▸ WHAT IS REQUIRED: Restate the full set of records exactly, word for word.

▸ MATERIAL SHOWN:

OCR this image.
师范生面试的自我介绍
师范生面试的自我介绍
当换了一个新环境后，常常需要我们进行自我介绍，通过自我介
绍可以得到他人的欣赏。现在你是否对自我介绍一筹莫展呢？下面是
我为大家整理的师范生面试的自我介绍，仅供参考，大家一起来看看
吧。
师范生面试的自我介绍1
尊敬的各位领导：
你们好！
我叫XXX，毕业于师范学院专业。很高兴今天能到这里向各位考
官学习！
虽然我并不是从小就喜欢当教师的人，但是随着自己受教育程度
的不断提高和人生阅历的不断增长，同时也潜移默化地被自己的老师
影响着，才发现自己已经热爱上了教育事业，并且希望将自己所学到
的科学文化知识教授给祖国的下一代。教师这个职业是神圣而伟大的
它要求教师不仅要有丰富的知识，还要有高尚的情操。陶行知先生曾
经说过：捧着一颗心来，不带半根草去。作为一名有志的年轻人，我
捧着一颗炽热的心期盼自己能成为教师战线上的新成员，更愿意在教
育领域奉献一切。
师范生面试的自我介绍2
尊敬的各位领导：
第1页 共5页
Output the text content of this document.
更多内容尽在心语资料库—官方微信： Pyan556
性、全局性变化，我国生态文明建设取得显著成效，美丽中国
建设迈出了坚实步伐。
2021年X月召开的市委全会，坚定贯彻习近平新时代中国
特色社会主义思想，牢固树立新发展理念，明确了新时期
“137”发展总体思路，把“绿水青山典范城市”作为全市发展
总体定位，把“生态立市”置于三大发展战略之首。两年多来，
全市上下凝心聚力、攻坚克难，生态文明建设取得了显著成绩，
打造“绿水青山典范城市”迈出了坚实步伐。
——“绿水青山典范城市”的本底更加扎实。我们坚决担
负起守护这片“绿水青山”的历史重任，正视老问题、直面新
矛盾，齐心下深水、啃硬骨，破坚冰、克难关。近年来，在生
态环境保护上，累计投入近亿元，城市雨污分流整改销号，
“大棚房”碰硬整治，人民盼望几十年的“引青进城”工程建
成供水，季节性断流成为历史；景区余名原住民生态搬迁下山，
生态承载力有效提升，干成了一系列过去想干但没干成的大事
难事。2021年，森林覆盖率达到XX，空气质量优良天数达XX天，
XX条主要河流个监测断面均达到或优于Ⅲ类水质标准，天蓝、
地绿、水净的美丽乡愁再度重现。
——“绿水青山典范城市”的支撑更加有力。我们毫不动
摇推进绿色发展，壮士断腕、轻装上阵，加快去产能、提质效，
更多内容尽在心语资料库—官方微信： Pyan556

▸ ANSWER BELOW:
OCR this image.
师范生面试的自我介绍
师范生面试的自我介绍
当换了一个新环境后，常常需要我们进行自我介绍，通过自我介
绍可以得到他人的欣赏。现在你是否对自我介绍一筹莫展呢？下面是
我为大家整理的师范生面试的自我介绍，仅供参考，大家一起来看看
吧。
师范生面试的自我介绍1
尊敬的各位领导：
你们好！
我叫XXX，毕业于师范学院专业。很高兴今天能到这里向各位考
官学习！
虽然我并不是从小就喜欢当教师的人，但是随着自己受教育程度
的不断提高和人生阅历的不断增长，同时也潜移默化地被自己的老师
影响着，才发现自己已经热爱上了教育事业，并且希望将自己所学到
的科学文化知识教授给祖国的下一代。教师这个职业是神圣而伟大的
它要求教师不仅要有丰富的知识，还要有高尚的情操。陶行知先生曾
经说过：捧着一颗心来，不带半根草去。作为一名有志的年轻人，我
捧着一颗炽热的心期盼自己能成为教师战线上的新成员，更愿意在教
育领域奉献一切。
师范生面试的自我介绍2
尊敬的各位领导：
第1页 共5页
Output the text content of this document.
更多内容尽在心语资料库—官方微信： Pyan556
性、全局性变化，我国生态文明建设取得显著成效，美丽中国
建设迈出了坚实步伐。
2021年X月召开的市委全会，坚定贯彻习近平新时代中国
特色社会主义思想，牢固树立新发展理念，明确了新时期
“137”发展总体思路，把“绿水青山典范城市”作为全市发展
总体定位，把“生态立市”置于三大发展战略之首。两年多来，
全市上下凝心聚力、攻坚克难，生态文明建设取得了显著成绩，
打造“绿水青山典范城市”迈出了坚实步伐。
——“绿水青山典范城市”的本底更加扎实。我们坚决担
负起守护这片“绿水青山”的历史重任，正视老问题、直面新
矛盾，齐心下深水、啃硬骨，破坚冰、克难关。近年来，在生
态环境保护上，累计投入近亿元，城市雨污分流整改销号，
“大棚房”碰硬整治，人民盼望几十年的“引青进城”工程建
成供水，季节性断流成为历史；景区余名原住民生态搬迁下山，
生态承载力有效提升，干成了一系列过去想干但没干成的大事
难事。2021年，森林覆盖率达到XX，空气质量优良天数达XX天，
XX条主要河流个监测断面均达到或优于Ⅲ类水质标准，天蓝、
地绿、水净的美丽乡愁再度重现。
——“绿水青山典范城市”的支撑更加有力。我们毫不动
摇推进绿色发展，壮士断腕、轻装上阵，加快去产能、提质效，
更多内容尽在心语资料库—官方微信： Pyan556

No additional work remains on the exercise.